■ **Given request**: Repeat every one of the records below word for word, keeping each line unchanged.

■ **Given data**:
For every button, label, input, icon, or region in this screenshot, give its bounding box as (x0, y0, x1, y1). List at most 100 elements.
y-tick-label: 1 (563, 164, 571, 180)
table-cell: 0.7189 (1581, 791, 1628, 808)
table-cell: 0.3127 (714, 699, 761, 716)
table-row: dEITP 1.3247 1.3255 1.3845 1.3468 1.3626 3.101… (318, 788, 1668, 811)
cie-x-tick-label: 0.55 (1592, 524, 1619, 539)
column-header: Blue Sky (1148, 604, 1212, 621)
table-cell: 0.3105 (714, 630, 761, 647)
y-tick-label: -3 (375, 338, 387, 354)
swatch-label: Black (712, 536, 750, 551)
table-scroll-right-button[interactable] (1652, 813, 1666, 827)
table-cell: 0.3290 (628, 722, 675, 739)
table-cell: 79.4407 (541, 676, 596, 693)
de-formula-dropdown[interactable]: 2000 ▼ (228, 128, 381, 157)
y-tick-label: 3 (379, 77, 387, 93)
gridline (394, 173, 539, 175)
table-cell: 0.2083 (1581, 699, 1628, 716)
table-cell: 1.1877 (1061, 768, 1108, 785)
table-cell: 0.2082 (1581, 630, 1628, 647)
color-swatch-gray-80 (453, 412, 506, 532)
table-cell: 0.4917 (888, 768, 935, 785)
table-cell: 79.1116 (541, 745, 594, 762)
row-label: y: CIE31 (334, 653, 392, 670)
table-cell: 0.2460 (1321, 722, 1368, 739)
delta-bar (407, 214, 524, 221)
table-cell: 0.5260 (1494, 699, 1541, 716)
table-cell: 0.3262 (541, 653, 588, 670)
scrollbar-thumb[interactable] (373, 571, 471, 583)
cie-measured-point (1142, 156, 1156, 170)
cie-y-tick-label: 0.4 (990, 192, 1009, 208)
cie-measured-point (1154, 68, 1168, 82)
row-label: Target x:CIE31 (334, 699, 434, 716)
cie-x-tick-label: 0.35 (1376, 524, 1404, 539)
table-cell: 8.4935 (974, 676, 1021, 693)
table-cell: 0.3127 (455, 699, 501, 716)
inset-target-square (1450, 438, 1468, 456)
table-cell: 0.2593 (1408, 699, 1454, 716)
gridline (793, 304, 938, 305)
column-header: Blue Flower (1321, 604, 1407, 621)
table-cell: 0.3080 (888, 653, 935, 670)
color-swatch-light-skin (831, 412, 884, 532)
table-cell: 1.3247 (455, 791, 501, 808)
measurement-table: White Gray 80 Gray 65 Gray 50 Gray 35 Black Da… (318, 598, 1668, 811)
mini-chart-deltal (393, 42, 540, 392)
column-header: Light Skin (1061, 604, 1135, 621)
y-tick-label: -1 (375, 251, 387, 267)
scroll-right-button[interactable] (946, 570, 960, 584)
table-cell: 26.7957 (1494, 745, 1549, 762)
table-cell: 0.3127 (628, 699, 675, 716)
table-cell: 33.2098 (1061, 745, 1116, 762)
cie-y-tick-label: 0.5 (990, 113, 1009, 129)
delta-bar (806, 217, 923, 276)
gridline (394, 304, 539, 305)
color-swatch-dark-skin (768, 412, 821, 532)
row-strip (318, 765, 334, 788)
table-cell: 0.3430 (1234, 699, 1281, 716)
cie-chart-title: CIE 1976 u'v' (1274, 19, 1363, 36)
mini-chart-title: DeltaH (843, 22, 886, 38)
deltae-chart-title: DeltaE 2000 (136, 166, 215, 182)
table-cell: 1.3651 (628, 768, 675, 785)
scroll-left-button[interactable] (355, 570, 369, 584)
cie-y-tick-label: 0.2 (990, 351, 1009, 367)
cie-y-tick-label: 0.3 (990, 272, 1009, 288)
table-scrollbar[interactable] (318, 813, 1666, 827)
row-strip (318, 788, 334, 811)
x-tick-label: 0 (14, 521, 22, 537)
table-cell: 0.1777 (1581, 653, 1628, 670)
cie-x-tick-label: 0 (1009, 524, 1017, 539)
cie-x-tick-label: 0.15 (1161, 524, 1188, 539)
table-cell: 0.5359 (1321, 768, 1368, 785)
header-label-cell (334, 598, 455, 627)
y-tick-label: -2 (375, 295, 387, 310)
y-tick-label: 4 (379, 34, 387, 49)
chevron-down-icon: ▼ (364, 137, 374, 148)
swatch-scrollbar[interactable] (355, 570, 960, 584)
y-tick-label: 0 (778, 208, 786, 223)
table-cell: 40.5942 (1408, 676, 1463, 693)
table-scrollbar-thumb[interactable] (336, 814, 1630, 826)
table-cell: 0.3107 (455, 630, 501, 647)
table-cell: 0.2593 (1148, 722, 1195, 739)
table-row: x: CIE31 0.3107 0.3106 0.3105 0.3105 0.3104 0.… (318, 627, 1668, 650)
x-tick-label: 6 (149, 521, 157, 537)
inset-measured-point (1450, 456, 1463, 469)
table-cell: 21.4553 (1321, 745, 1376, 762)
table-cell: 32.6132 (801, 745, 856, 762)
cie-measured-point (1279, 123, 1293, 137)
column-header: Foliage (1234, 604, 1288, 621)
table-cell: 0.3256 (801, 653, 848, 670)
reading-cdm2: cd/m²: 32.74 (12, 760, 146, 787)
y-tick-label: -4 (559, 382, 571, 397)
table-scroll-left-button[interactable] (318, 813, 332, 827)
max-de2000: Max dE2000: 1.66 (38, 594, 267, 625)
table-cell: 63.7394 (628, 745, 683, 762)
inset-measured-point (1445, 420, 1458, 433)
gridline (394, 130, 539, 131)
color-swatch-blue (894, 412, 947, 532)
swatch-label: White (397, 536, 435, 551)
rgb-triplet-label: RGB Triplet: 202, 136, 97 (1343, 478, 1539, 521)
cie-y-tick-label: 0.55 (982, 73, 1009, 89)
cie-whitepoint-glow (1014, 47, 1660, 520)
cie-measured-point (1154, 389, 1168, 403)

■ **Solved exercise**:
For every button, label, input, icon, or region in this screenshot, give its bounding box as (x0, y0, x1, y1). List at most 100 elements.
y-tick-label: 1 (563, 164, 571, 180)
table-cell: 0.7189 (1581, 791, 1628, 808)
table-cell: 0.3127 (714, 699, 761, 716)
table-row: dEITP 1.3247 1.3255 1.3845 1.3468 1.3626 3.101… (318, 788, 1668, 811)
cie-x-tick-label: 0.55 (1592, 524, 1619, 539)
column-header: Blue Sky (1148, 604, 1212, 621)
table-cell: 0.3105 (714, 630, 761, 647)
y-tick-label: -3 (375, 338, 387, 354)
swatch-label: Black (712, 536, 750, 551)
table-scroll-right-button[interactable] (1652, 813, 1666, 827)
table-cell: 0.3290 (628, 722, 675, 739)
table-cell: 79.4407 (541, 676, 596, 693)
de-formula-dropdown[interactable]: 2000 ▼ (228, 128, 381, 157)
y-tick-label: 3 (379, 77, 387, 93)
gridline (394, 173, 539, 175)
table-cell: 0.2083 (1581, 699, 1628, 716)
table-cell: 1.1877 (1061, 768, 1108, 785)
table-cell: 0.2082 (1581, 630, 1628, 647)
color-swatch-gray-80 (453, 412, 506, 532)
table-cell: 0.4917 (888, 768, 935, 785)
table-cell: 79.1116 (541, 745, 594, 762)
row-label: y: CIE31 (334, 653, 392, 670)
table-cell: 0.2460 (1321, 722, 1368, 739)
delta-bar (407, 214, 524, 221)
table-cell: 0.5260 (1494, 699, 1541, 716)
table-cell: 0.3262 (541, 653, 588, 670)
scrollbar-thumb[interactable] (373, 571, 471, 583)
cie-measured-point (1142, 156, 1156, 170)
cie-y-tick-label: 0.4 (990, 192, 1009, 208)
cie-measured-point (1154, 68, 1168, 82)
row-label: Target x:CIE31 (334, 699, 434, 716)
cie-x-tick-label: 0.35 (1376, 524, 1404, 539)
table-cell: 8.4935 (974, 676, 1021, 693)
table-cell: 0.3127 (455, 699, 501, 716)
inset-target-square (1450, 438, 1468, 456)
table-cell: 0.2593 (1408, 699, 1454, 716)
gridline (793, 304, 938, 305)
column-header: Blue Flower (1321, 604, 1407, 621)
table-cell: 0.3080 (888, 653, 935, 670)
color-swatch-light-skin (831, 412, 884, 532)
table-cell: 1.3247 (455, 791, 501, 808)
measurement-table: White Gray 80 Gray 65 Gray 50 Gray 35 Black Da… (318, 598, 1668, 811)
mini-chart-deltal (393, 42, 540, 392)
column-header: Light Skin (1061, 604, 1135, 621)
y-tick-label: -1 (375, 251, 387, 267)
scroll-right-button[interactable] (946, 570, 960, 584)
table-cell: 26.7957 (1494, 745, 1549, 762)
table-cell: 0.3127 (628, 699, 675, 716)
table-cell: 33.2098 (1061, 745, 1116, 762)
cie-y-tick-label: 0.5 (990, 113, 1009, 129)
delta-bar (806, 217, 923, 276)
gridline (394, 304, 539, 305)
color-swatch-dark-skin (768, 412, 821, 532)
row-strip (318, 765, 334, 788)
table-cell: 0.3430 (1234, 699, 1281, 716)
cie-chart-title: CIE 1976 u'v' (1274, 19, 1363, 36)
mini-chart-title: DeltaH (843, 22, 886, 38)
deltae-chart-title: DeltaE 2000 (136, 166, 215, 182)
table-cell: 1.3651 (628, 768, 675, 785)
scroll-left-button[interactable] (355, 570, 369, 584)
cie-y-tick-label: 0.2 (990, 351, 1009, 367)
cie-y-tick-label: 0.3 (990, 272, 1009, 288)
table-scrollbar[interactable] (318, 813, 1666, 827)
row-strip (318, 788, 334, 811)
x-tick-label: 0 (14, 521, 22, 537)
table-cell: 0.1777 (1581, 653, 1628, 670)
cie-x-tick-label: 0 (1009, 524, 1017, 539)
cie-x-tick-label: 0.15 (1161, 524, 1188, 539)
table-cell: 0.5359 (1321, 768, 1368, 785)
header-label-cell (334, 598, 455, 627)
y-tick-label: -2 (375, 295, 387, 310)
y-tick-label: 4 (379, 34, 387, 49)
chevron-down-icon: ▼ (364, 137, 374, 148)
swatch-scrollbar[interactable] (355, 570, 960, 584)
y-tick-label: 0 (778, 208, 786, 223)
table-cell: 40.5942 (1408, 676, 1463, 693)
table-scrollbar-thumb[interactable] (336, 814, 1630, 826)
table-cell: 0.3107 (455, 630, 501, 647)
table-cell: 0.2593 (1148, 722, 1195, 739)
table-row: x: CIE31 0.3107 0.3106 0.3105 0.3105 0.3104 0.… (318, 627, 1668, 650)
x-tick-label: 6 (149, 521, 157, 537)
inset-measured-point (1450, 456, 1463, 469)
table-cell: 21.4553 (1321, 745, 1376, 762)
table-cell: 32.6132 (801, 745, 856, 762)
cie-measured-point (1279, 123, 1293, 137)
column-header: Foliage (1234, 604, 1288, 621)
table-cell: 0.3256 (801, 653, 848, 670)
reading-cdm2: cd/m²: 32.74 (12, 760, 146, 787)
y-tick-label: -4 (559, 382, 571, 397)
table-scroll-left-button[interactable] (318, 813, 332, 827)
max-de2000: Max dE2000: 1.66 (38, 594, 267, 625)
table-cell: 63.7394 (628, 745, 683, 762)
inset-measured-point (1445, 420, 1458, 433)
gridline (394, 130, 539, 131)
color-swatch-blue (894, 412, 947, 532)
swatch-label: White (397, 536, 435, 551)
rgb-triplet-label: RGB Triplet: 202, 136, 97 (1343, 478, 1539, 521)
cie-y-tick-label: 0.55 (982, 73, 1009, 89)
cie-whitepoint-glow (1014, 47, 1660, 520)
cie-measured-point (1154, 389, 1168, 403)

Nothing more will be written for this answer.